_DIRECTION_: Every line that contains the word "Funds" should be copied out.

_RECORDS PROVIDED_:
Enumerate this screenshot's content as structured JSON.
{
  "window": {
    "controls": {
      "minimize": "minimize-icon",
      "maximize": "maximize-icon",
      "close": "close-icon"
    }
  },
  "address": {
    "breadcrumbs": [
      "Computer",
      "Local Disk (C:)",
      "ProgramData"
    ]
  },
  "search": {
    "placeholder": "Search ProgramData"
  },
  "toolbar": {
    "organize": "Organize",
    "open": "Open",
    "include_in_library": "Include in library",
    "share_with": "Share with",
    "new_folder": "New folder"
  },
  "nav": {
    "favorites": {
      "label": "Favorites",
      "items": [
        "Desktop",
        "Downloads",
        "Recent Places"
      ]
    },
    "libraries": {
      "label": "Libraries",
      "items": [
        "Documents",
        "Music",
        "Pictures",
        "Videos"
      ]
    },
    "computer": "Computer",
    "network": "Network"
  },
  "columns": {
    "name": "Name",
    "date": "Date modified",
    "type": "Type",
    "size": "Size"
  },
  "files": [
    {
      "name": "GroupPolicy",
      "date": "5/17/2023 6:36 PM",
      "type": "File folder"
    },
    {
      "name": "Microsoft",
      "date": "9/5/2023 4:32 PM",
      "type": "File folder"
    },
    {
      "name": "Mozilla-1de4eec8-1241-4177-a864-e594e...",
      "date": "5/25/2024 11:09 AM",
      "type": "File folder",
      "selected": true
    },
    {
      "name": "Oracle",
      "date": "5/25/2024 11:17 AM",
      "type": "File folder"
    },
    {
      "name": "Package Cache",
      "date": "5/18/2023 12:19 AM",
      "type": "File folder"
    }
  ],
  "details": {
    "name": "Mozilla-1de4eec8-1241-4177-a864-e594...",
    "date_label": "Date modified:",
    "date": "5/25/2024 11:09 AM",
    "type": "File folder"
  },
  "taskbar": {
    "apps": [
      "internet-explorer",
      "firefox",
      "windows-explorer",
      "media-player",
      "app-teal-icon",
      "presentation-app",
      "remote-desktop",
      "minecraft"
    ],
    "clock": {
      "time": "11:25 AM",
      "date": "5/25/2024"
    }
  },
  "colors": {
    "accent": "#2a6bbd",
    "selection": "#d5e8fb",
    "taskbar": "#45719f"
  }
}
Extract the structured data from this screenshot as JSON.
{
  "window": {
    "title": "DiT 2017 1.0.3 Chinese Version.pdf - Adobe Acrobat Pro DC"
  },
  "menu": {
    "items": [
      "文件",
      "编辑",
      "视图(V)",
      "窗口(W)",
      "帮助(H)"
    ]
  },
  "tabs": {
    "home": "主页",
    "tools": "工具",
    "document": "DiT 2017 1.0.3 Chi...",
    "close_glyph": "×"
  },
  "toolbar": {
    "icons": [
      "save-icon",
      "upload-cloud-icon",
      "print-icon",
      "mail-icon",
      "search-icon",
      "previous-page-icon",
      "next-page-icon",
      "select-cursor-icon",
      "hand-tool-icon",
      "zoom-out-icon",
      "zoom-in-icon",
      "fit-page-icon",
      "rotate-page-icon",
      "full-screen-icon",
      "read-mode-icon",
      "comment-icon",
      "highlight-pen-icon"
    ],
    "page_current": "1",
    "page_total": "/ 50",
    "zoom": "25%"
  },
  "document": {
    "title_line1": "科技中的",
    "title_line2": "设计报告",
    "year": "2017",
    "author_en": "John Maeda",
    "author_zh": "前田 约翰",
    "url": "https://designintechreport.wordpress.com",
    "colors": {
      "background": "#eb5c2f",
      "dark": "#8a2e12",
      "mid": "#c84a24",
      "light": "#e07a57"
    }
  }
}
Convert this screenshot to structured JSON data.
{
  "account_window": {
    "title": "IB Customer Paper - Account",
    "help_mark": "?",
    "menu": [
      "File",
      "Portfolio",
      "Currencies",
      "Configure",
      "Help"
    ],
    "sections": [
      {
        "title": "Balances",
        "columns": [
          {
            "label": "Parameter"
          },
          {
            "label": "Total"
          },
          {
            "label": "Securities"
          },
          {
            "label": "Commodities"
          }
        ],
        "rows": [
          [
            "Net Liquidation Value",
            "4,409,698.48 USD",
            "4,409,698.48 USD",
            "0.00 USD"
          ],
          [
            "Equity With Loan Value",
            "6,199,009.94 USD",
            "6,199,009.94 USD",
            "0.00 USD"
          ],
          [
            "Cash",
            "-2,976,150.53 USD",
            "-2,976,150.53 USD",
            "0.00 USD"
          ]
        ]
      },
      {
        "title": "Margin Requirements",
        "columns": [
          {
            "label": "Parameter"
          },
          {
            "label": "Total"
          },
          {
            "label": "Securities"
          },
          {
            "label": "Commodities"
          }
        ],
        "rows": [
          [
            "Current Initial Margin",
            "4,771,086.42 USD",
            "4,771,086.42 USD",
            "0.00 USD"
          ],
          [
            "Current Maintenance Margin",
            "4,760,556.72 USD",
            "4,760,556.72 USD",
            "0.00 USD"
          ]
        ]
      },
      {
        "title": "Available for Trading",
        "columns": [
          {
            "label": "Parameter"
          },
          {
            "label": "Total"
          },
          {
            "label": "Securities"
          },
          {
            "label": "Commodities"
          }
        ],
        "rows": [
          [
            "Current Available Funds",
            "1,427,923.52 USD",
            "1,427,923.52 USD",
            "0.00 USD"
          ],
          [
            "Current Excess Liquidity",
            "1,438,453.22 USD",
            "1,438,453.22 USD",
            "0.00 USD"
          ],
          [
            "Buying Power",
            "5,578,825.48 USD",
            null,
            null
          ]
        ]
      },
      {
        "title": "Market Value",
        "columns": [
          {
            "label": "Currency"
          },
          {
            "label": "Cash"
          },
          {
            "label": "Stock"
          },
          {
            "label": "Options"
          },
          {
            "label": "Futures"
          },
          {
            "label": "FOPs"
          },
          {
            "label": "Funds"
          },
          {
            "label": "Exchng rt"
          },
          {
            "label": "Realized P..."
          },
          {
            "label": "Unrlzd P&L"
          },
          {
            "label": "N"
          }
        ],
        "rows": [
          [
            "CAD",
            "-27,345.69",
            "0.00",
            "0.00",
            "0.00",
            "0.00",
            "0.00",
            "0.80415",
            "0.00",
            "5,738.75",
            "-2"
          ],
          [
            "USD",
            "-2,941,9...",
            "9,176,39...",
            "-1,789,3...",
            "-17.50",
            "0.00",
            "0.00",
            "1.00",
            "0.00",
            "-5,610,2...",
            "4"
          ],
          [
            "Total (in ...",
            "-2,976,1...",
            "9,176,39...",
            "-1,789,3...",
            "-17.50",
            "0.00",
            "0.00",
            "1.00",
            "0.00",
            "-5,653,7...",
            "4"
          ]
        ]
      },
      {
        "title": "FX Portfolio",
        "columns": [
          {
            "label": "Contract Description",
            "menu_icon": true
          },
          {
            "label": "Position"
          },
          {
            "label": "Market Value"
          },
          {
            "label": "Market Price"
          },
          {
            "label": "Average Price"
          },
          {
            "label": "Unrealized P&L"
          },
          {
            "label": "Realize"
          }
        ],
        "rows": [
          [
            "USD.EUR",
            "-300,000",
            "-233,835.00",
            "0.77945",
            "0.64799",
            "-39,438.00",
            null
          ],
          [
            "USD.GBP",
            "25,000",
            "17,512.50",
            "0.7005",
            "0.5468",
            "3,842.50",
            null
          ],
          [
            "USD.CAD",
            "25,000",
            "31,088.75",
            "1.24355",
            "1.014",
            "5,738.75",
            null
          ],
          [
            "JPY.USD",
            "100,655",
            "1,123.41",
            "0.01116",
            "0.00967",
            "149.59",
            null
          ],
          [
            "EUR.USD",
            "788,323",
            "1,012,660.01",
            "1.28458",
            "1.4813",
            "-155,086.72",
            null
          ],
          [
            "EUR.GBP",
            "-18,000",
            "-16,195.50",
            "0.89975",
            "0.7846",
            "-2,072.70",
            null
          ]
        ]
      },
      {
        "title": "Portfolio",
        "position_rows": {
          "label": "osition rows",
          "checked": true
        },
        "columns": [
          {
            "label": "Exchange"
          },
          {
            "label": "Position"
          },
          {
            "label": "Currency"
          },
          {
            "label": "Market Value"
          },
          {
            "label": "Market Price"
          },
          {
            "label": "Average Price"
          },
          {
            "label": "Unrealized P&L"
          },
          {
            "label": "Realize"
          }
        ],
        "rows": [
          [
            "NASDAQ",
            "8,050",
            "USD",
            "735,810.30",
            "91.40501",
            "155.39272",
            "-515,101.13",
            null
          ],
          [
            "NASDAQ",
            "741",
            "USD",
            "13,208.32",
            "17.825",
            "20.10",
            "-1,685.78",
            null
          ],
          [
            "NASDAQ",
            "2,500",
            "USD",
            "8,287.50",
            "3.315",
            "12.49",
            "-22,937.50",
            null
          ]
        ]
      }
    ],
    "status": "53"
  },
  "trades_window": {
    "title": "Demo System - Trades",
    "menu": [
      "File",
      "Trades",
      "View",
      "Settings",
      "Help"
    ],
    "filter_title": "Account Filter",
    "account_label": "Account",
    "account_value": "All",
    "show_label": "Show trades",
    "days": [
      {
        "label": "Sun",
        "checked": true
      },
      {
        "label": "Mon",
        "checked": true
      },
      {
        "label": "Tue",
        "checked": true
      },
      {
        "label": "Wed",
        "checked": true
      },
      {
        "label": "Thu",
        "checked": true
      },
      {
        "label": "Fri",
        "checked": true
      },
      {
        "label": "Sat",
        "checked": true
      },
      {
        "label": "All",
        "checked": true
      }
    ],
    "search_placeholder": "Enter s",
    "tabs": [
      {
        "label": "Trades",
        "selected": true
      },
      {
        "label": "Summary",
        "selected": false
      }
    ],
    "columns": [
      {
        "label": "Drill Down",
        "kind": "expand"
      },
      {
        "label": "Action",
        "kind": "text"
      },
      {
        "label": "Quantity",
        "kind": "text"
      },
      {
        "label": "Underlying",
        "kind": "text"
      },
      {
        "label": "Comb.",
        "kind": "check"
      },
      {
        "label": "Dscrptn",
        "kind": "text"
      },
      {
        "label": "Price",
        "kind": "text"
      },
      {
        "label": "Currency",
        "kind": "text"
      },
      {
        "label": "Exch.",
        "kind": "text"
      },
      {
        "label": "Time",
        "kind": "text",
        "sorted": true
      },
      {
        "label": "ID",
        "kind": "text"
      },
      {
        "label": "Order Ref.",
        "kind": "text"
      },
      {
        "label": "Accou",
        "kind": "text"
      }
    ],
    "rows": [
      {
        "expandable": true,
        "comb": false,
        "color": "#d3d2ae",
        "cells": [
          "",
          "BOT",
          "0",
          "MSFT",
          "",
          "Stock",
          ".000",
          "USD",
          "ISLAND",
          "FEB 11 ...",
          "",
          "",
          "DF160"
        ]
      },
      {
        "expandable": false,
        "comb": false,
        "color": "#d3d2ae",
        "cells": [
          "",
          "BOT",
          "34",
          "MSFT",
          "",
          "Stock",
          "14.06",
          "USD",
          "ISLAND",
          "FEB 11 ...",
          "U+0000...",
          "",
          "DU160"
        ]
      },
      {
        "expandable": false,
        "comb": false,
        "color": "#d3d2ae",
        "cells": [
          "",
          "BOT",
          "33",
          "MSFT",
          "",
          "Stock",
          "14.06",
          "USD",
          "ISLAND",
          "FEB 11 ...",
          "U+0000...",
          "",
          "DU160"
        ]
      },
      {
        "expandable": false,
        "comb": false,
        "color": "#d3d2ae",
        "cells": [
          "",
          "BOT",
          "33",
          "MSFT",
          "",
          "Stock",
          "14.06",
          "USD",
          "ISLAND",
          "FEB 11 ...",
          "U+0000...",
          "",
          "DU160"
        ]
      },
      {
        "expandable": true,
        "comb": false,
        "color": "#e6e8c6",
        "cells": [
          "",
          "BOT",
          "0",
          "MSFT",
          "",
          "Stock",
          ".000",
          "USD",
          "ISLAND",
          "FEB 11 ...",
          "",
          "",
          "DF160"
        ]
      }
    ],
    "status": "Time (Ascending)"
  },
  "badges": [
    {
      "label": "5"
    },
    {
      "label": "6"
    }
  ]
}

_THE RESULT_:
            "Current Available Funds",
            "label": "Funds"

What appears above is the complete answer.